- Dataset entries -
==========
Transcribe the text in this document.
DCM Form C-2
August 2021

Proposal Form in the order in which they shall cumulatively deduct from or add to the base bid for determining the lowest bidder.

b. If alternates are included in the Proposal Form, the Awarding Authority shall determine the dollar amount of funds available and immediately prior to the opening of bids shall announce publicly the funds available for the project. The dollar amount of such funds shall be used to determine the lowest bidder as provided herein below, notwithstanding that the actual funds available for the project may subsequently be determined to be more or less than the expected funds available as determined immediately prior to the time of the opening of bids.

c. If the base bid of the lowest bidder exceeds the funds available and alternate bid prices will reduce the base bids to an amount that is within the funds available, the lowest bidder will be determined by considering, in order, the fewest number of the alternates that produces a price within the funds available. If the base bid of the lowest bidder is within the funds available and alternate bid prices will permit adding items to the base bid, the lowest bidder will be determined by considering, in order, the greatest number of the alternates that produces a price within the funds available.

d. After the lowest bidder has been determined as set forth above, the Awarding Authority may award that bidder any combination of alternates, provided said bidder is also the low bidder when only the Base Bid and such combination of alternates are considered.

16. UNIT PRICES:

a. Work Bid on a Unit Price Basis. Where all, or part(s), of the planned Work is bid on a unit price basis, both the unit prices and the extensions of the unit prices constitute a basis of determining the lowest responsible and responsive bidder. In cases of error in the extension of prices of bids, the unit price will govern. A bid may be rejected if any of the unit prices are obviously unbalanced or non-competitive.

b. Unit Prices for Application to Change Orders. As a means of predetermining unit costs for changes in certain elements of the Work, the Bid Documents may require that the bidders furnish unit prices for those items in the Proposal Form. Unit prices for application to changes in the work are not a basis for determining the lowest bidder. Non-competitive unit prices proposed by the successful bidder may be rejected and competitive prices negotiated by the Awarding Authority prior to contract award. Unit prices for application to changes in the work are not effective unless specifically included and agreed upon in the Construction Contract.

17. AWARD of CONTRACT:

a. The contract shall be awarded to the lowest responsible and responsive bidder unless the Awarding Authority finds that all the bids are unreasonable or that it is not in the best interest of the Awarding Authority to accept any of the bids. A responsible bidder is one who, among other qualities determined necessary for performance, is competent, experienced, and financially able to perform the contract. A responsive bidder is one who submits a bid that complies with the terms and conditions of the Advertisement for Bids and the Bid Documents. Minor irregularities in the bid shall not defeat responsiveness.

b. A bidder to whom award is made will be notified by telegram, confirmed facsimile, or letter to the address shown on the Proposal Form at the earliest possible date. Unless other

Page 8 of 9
==========
In the records above, find each line with the word "alternates" and copy it.

b. If alternates are included in the Proposal Form, the Awarding Authority shall determine the dollar amount of funds available and immediately prior to the opening of bids shall announce publicly the funds available for the project. The dollar amount of such funds shall be used to determine the lowest bidder as provided herein below, notwithstanding that the actual funds available for the project may subsequently be determined to be more or less than the expected funds available as determined immediately prior to the time of the opening of bids.
c. If the base bid of the lowest bidder exceeds the funds available and alternate bid prices will reduce the base bids to an amount that is within the funds available, the lowest bidder will be determined by considering, in order, the fewest number of the alternates that produces a price within the funds available. If the base bid of the lowest bidder is within the funds available and alternate bid prices will permit adding items to the base bid, the lowest bidder will be determined by considering, in order, the greatest number of the alternates that produces a price within the funds available.
d. After the lowest bidder has been determined as set forth above, the Awarding Authority may award that bidder any combination of alternates, provided said bidder is also the low bidder when only the Base Bid and such combination of alternates are considered.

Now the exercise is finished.